[BEGIN Material to process]

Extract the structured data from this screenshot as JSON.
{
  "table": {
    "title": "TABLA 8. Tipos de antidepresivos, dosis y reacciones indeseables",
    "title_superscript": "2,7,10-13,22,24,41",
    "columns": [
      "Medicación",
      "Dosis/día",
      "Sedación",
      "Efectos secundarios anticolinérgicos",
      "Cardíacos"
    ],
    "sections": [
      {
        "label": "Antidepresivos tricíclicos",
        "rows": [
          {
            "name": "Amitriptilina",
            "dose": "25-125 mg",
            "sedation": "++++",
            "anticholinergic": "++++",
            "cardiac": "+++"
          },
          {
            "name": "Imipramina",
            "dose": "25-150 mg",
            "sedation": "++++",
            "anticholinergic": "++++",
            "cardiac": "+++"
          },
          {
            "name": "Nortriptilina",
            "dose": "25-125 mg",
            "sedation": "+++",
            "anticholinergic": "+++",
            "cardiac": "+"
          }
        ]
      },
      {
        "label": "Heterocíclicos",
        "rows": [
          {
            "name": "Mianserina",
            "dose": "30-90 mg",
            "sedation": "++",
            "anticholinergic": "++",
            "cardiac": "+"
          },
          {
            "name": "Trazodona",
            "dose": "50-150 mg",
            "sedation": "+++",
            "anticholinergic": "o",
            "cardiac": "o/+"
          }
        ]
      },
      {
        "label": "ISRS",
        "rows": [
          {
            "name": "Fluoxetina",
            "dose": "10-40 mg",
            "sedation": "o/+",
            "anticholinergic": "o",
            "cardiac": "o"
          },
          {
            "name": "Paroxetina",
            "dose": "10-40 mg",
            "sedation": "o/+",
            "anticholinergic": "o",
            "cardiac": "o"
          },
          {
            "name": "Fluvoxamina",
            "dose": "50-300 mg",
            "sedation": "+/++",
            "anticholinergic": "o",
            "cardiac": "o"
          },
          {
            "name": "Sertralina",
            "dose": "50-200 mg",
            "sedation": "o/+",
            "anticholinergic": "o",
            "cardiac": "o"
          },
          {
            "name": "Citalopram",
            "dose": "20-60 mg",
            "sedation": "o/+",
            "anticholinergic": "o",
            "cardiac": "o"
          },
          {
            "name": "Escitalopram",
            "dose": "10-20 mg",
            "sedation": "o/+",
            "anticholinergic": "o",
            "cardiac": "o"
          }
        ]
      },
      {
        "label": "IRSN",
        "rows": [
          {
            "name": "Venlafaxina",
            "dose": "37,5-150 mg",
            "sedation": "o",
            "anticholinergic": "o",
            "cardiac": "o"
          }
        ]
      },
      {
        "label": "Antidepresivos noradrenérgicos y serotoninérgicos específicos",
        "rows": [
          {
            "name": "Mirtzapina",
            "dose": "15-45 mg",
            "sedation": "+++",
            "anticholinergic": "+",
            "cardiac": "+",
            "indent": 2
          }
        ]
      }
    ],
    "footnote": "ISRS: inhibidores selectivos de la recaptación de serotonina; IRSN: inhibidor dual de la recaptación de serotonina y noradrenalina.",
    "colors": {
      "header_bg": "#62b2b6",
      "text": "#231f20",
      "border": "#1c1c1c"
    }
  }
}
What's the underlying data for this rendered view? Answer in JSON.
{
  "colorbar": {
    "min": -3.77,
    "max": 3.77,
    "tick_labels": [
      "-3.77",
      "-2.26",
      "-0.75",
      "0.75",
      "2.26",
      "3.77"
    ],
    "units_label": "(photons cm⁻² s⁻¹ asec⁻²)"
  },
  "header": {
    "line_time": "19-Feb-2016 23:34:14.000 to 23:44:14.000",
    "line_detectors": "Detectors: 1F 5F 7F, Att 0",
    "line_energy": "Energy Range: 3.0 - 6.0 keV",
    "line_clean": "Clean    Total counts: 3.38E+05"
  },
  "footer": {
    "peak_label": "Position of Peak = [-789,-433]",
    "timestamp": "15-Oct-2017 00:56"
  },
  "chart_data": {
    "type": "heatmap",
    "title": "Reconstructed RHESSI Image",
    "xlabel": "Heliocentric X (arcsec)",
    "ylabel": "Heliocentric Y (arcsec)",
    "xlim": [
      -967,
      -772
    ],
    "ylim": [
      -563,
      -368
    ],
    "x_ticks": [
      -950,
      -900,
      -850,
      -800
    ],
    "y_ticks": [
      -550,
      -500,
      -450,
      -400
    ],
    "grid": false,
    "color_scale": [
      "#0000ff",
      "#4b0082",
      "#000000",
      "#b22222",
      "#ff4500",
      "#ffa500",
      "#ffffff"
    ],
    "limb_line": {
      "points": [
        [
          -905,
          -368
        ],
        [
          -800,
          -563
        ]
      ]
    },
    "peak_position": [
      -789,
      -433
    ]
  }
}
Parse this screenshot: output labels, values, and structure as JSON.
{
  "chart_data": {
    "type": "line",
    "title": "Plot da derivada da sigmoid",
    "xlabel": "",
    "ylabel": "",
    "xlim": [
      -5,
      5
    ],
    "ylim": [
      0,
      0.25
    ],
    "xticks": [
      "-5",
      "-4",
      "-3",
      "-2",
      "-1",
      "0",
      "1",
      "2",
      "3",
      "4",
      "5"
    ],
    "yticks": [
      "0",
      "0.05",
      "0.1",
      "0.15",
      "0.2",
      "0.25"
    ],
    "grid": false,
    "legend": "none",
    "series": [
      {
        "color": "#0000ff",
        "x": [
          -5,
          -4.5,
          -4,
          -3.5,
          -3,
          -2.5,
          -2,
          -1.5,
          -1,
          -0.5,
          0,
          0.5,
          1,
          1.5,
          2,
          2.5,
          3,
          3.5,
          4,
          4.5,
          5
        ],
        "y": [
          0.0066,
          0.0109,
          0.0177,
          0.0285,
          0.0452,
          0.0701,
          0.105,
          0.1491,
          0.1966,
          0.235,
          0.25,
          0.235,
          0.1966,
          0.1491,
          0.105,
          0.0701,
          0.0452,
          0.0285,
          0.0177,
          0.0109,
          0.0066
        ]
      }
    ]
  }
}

[END Material to process]

**Directions:**
Report how many lines of the listing hold the word "this", with nothing but the number.

**Task solution:**
3